Skip the images and return the records below exactly.

==== Given data

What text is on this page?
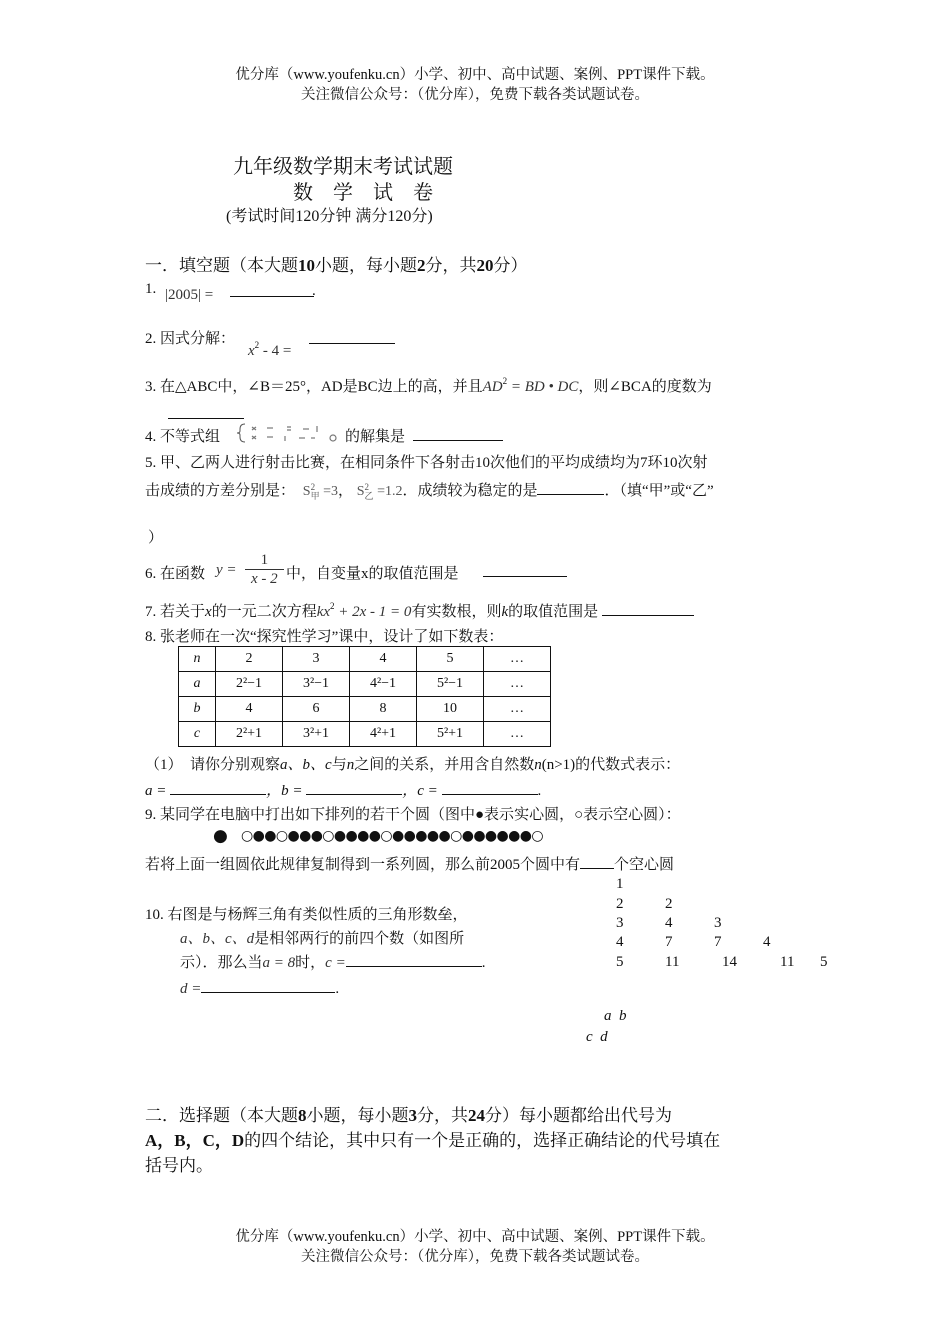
优分库（www.youfenku.cn）小学、初中、高中试题、案例、PPT课件下载。
关注微信公众号：（优分库），免费下载各类试题试卷。
九年级数学期末考试试题
数　学　试　卷
(考试时间120分钟 满分120分)
一．填空题（本大题10小题，每小题2分，共20分）
1. |2005| =	.
2. 因式分解：
$x^2 - 4$ =
3. 在△ABC中，∠B＝25°，AD是BC边上的高，并且$AD^2$ = BD • DC，则∠BCA的度数为
4. 不等式组	的解集是
5. 甲、乙两人进行射击比赛，在相同条件下各射击10次他们的平均成绩均为7环10次射
击成绩的方差分别是： S 2
甲 =3， S 2
乙 =1.2．成绩较为稳定的是	．（填“甲”或“乙”
）
6. 在函数 y =
1
x - 2 中，自变量x的取值范围是
7. 若关于x的一元二次方程$kx^2 + 2x - 1 = 0$有实数根，则k的取值范围是
8. 张老师在一次“探究性学习”课中，设计了如下数表：
n	2	3	4	5	…
a	2²−1	3²−1	4²−1	5²−1	…
b	4	6	8	10	…
c	2²+1	3²+1	4²+1	5²+1	…
（1）　请你分别观察a、b、c与n之间的关系，并用含自然数n(n>1)的代数式表示：
a =	，b =	，c =	.
9. 某同学在电脑中打出如下排列的若干个圆（图中●表示实心圆，○表示空心圆）：
● ○●●○●●●○●●●●○●●●●●○●●●●●●○
若将上面一组圆依此规律复制得到一系列圆，那么前2005个圆中有 个空心圆
10. 右图是与杨辉三角有类似性质的三角形数垒，
a、b、c、d是相邻两行的前四个数（如图所
示）．那么当a = 8时，c =	.
d =	.
1
2	2
3	4	3
4	7	7	4
5	11	14	11 5
a  b
c  d
二．选择题（本大题8小题，每小题3分，共24分）每小题都给出代号为
A，B，C，D的四个结论，其中只有一个是正确的，选择正确结论的代号填在
括号内。
优分库（www.youfenku.cn）小学、初中、高中试题、案例、PPT课件下载。
关注微信公众号：（优分库），免费下载各类试题试卷。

========

Written solution:
What text is on this page?
优分库（www.youfenku.cn）小学、初中、高中试题、案例、PPT课件下载。
关注微信公众号：（优分库），免费下载各类试题试卷。
九年级数学期末考试试题
数　学　试　卷
(考试时间120分钟 满分120分)
一．填空题（本大题10小题，每小题2分，共20分）
1. |2005| =	.
2. 因式分解：
$x^2 - 4$ =
3. 在△ABC中，∠B＝25°，AD是BC边上的高，并且$AD^2$ = BD • DC，则∠BCA的度数为
4. 不等式组	的解集是
5. 甲、乙两人进行射击比赛，在相同条件下各射击10次他们的平均成绩均为7环10次射
击成绩的方差分别是： S 2
甲 =3， S 2
乙 =1.2．成绩较为稳定的是	．（填“甲”或“乙”
）
6. 在函数 y =
1
x - 2 中，自变量x的取值范围是
7. 若关于x的一元二次方程$kx^2 + 2x - 1 = 0$有实数根，则k的取值范围是
8. 张老师在一次“探究性学习”课中，设计了如下数表：
n	2	3	4	5	…
a	2²−1	3²−1	4²−1	5²−1	…
b	4	6	8	10	…
c	2²+1	3²+1	4²+1	5²+1	…
（1）　请你分别观察a、b、c与n之间的关系，并用含自然数n(n>1)的代数式表示：
a =	，b =	，c =	.
9. 某同学在电脑中打出如下排列的若干个圆（图中●表示实心圆，○表示空心圆）：
● ○●●○●●●○●●●●○●●●●●○●●●●●●○
若将上面一组圆依此规律复制得到一系列圆，那么前2005个圆中有 个空心圆
10. 右图是与杨辉三角有类似性质的三角形数垒，
a、b、c、d是相邻两行的前四个数（如图所
示）．那么当a = 8时，c =	.
d =	.
1
2	2
3	4	3
4	7	7	4
5	11	14	11 5
a  b
c  d
二．选择题（本大题8小题，每小题3分，共24分）每小题都给出代号为
A，B，C，D的四个结论，其中只有一个是正确的，选择正确结论的代号填在
括号内。
优分库（www.youfenku.cn）小学、初中、高中试题、案例、PPT课件下载。
关注微信公众号：（优分库），免费下载各类试题试卷。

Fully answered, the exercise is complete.